[WHAT TO DO]
Find each line containing the string "spent". Copy it.

[MATERIAL FOR THIS EXERCISE]
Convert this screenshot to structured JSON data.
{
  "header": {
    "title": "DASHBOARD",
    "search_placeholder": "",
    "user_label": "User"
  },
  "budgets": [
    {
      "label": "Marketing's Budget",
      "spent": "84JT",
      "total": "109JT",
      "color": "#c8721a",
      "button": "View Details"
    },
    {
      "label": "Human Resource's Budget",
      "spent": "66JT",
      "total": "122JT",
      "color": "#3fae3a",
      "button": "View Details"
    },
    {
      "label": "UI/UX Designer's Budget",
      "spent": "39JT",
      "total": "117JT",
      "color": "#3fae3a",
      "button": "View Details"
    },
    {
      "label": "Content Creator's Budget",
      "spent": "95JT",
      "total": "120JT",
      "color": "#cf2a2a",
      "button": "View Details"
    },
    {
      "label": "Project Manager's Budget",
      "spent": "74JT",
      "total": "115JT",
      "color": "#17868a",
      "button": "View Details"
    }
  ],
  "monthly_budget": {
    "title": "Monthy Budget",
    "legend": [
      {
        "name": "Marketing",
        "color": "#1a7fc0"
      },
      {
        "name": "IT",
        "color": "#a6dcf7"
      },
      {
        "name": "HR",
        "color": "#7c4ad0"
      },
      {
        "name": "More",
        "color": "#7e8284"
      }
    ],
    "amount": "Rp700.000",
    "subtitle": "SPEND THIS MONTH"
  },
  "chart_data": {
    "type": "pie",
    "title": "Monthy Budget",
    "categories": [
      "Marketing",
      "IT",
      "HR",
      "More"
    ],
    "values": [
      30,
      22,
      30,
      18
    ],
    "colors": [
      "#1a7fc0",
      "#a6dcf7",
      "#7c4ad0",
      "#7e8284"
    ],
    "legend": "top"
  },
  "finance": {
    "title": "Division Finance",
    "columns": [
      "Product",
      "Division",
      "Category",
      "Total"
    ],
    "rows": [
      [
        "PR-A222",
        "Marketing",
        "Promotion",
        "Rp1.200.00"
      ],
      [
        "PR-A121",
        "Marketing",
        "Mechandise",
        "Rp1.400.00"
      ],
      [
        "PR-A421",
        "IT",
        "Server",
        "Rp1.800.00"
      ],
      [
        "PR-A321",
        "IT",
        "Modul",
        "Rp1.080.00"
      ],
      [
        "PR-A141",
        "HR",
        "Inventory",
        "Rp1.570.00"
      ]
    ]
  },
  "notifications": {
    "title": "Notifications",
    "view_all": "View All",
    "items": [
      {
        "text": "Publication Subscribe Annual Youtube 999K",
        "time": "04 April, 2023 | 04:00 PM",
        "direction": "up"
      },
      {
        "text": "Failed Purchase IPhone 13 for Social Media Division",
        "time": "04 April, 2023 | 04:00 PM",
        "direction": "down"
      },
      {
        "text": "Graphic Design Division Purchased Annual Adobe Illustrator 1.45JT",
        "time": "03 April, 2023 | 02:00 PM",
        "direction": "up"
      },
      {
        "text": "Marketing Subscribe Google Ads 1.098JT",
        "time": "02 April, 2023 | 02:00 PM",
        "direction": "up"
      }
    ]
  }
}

---

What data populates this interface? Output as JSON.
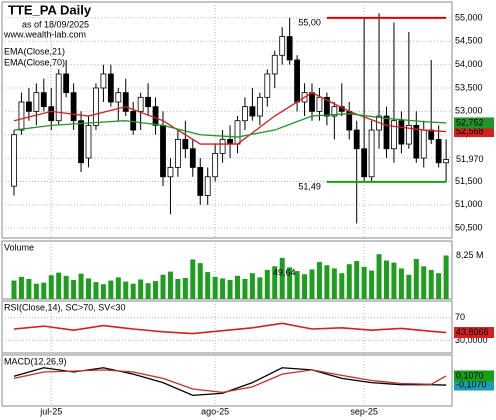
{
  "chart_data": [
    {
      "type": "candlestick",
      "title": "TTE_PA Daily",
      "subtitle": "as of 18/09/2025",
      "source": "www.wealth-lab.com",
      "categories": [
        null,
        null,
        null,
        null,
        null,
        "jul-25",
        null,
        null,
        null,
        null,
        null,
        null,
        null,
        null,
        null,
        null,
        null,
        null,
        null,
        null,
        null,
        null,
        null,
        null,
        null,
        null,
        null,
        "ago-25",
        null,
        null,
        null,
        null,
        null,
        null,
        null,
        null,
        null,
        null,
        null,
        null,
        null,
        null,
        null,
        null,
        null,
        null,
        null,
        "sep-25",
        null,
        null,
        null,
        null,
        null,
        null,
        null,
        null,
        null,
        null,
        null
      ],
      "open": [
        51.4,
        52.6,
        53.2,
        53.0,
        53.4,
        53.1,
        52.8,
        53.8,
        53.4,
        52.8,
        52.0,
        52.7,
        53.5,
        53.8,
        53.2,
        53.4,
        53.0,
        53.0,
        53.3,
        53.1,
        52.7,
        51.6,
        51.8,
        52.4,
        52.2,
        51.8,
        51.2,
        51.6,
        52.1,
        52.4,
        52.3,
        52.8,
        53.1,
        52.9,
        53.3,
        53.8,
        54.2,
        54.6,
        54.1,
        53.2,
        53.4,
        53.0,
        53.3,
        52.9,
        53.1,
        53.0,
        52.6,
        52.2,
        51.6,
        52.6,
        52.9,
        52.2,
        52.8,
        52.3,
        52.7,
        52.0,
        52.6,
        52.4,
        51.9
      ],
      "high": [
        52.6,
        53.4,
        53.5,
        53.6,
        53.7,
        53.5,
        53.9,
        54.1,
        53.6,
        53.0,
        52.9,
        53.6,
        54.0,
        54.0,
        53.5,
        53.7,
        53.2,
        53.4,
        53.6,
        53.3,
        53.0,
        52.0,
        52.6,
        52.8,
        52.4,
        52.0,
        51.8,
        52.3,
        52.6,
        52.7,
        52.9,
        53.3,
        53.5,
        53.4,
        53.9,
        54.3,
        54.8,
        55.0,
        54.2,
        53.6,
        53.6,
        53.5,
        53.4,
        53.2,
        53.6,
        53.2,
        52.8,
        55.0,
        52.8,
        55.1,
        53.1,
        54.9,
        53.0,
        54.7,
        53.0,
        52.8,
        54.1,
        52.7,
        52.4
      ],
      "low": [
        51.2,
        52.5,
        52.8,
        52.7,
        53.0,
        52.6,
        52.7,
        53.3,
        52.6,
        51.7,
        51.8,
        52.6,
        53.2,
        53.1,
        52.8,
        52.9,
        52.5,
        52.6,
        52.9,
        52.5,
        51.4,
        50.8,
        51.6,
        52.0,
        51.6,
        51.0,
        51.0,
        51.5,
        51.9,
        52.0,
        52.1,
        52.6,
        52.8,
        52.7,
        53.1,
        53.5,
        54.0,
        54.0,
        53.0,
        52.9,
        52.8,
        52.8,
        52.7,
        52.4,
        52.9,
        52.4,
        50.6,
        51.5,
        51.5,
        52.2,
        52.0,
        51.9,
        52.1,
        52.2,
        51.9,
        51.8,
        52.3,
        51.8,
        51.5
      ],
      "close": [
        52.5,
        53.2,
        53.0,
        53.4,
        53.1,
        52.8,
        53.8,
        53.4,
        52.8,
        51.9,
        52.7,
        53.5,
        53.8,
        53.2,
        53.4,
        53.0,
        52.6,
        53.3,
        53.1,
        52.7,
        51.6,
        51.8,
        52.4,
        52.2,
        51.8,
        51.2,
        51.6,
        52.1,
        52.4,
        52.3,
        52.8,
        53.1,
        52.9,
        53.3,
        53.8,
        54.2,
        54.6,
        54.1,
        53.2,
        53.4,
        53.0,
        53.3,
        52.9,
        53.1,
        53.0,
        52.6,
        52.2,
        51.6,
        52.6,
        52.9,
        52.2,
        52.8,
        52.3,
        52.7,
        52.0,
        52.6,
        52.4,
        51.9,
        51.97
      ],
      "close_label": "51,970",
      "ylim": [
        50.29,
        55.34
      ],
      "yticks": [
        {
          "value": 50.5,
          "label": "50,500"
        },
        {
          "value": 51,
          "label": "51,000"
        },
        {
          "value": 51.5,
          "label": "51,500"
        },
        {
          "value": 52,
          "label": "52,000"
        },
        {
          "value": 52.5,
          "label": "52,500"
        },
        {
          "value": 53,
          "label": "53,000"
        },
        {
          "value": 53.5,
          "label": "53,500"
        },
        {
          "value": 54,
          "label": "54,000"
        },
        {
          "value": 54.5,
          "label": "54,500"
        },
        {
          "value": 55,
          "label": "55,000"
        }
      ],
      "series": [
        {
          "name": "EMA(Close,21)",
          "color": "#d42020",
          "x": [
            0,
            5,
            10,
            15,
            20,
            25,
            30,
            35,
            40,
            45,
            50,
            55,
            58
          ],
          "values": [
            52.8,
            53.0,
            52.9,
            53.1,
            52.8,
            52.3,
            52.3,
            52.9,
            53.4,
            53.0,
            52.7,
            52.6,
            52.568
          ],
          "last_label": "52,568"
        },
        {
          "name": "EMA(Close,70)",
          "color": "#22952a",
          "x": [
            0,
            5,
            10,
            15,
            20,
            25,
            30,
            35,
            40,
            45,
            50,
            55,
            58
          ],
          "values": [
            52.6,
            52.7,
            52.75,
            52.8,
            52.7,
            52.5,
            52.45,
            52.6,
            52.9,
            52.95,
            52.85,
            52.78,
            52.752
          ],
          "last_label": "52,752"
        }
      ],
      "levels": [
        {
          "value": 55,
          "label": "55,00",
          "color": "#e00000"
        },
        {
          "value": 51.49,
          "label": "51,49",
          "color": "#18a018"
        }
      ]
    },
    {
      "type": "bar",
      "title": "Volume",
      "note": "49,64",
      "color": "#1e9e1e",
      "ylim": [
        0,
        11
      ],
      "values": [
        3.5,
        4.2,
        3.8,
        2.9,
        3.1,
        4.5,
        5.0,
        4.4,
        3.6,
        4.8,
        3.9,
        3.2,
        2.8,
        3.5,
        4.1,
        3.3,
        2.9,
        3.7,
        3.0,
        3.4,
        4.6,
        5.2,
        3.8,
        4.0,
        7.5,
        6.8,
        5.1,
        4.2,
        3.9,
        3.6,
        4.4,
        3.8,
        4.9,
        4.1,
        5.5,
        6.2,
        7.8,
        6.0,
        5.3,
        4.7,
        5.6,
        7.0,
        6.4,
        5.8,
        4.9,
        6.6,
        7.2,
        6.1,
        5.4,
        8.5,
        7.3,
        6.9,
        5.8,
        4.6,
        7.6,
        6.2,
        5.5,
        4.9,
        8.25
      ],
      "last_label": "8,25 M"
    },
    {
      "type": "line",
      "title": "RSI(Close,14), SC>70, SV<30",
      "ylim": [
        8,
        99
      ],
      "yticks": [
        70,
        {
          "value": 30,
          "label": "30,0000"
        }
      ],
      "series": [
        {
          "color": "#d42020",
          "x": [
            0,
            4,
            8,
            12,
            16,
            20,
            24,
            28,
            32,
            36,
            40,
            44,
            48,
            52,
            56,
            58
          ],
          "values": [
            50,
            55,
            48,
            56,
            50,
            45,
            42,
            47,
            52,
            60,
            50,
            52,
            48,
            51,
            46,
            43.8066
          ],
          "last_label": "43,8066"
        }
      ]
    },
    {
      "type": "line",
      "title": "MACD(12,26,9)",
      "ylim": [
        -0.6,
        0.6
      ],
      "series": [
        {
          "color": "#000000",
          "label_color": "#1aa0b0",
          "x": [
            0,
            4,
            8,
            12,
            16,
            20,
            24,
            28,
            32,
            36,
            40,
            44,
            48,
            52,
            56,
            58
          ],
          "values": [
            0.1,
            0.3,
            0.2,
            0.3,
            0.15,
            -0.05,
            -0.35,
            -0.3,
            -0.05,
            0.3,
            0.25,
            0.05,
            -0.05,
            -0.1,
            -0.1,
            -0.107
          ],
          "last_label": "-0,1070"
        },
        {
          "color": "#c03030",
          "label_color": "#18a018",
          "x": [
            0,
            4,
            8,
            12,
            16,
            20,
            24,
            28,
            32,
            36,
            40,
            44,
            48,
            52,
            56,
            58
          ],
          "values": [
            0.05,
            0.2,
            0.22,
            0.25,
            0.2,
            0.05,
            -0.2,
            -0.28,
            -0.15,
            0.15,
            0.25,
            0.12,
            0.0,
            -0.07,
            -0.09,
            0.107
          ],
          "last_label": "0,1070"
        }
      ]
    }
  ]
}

==

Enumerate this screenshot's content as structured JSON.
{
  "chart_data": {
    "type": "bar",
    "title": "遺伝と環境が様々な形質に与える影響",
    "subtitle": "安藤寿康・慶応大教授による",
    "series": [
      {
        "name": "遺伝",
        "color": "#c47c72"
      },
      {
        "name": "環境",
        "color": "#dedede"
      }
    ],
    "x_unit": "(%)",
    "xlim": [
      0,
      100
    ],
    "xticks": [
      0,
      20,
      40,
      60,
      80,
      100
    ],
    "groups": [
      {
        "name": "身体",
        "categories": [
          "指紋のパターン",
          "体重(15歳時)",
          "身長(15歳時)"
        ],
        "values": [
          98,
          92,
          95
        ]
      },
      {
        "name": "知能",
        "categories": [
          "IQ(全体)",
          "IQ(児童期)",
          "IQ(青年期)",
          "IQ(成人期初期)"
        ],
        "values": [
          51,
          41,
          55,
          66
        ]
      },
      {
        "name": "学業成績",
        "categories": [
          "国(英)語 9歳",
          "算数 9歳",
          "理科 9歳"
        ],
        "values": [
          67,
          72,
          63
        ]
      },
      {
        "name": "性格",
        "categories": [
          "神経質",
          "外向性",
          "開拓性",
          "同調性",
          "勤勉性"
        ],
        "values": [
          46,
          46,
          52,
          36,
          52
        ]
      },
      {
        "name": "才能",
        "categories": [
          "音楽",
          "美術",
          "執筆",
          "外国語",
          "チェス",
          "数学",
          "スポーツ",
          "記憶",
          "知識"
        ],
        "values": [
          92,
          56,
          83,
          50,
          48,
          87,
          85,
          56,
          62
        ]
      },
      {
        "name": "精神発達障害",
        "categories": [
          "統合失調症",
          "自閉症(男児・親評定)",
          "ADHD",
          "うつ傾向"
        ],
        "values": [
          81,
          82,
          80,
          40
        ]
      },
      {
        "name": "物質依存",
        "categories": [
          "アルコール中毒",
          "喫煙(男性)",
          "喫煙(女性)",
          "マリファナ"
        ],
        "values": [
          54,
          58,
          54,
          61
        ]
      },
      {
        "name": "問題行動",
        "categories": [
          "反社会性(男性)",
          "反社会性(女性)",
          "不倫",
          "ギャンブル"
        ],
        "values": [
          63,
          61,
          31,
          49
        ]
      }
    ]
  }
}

[RIGHT ANSWER]
      "spent": "84JT",
      "spent": "66JT",
      "spent": "39JT",
      "spent": "95JT",
      "spent": "74JT",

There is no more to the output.